Retype the stretch of rows from the line containing "Localize each UI" through the line containing "disk-line-sda: Disk /dev/sda", both included, keeping every character as it appears.

Records for this exercise:
******************************

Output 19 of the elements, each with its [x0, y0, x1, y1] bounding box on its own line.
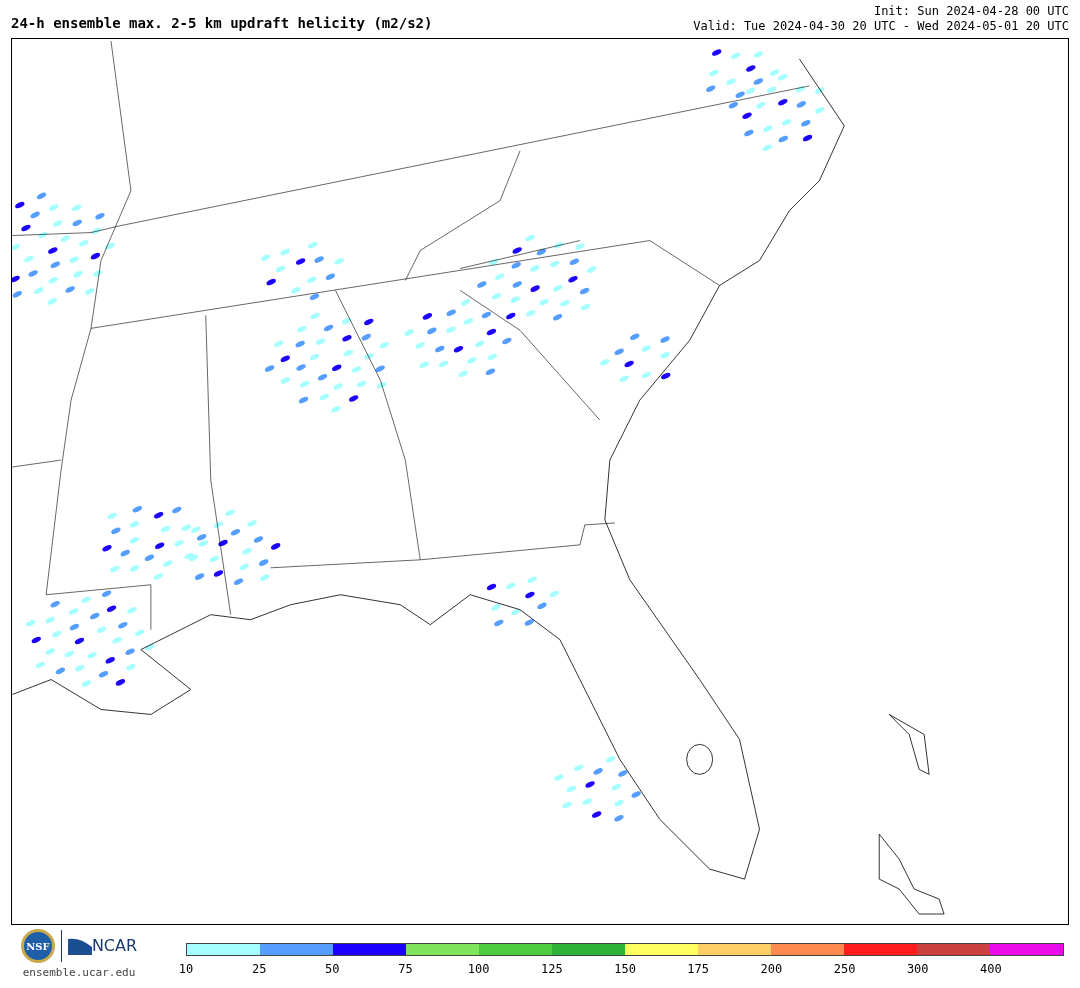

******************************

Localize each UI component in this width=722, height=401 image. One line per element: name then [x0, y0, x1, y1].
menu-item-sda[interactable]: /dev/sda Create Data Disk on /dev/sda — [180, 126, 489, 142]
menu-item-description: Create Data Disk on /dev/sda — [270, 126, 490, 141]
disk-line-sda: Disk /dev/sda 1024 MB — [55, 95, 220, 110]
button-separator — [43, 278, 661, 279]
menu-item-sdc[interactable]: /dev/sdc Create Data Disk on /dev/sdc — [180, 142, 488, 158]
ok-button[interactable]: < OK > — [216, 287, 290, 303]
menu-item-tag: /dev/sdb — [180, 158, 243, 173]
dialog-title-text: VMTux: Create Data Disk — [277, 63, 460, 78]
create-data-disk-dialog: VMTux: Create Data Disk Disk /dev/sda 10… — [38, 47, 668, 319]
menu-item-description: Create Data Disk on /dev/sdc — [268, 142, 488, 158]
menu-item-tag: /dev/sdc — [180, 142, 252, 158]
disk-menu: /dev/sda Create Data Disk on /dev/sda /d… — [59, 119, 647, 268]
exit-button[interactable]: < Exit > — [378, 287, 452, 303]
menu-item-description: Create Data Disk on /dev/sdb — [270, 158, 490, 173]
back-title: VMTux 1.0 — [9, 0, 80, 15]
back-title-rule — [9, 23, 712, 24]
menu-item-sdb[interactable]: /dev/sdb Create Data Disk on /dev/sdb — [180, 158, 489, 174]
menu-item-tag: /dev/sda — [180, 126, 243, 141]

******************************

Final result:
Localize each UI component in this width=722, height=401 image. One line per element: name then [x0, y0, x1, y1].
menu-item-sda[interactable]: /dev/sda Create Data Disk on /dev/sda — [180, 126, 489, 142]
menu-item-description: Create Data Disk on /dev/sda — [270, 126, 490, 141]
disk-line-sda: Disk /dev/sda 1024 MB — [55, 95, 220, 110]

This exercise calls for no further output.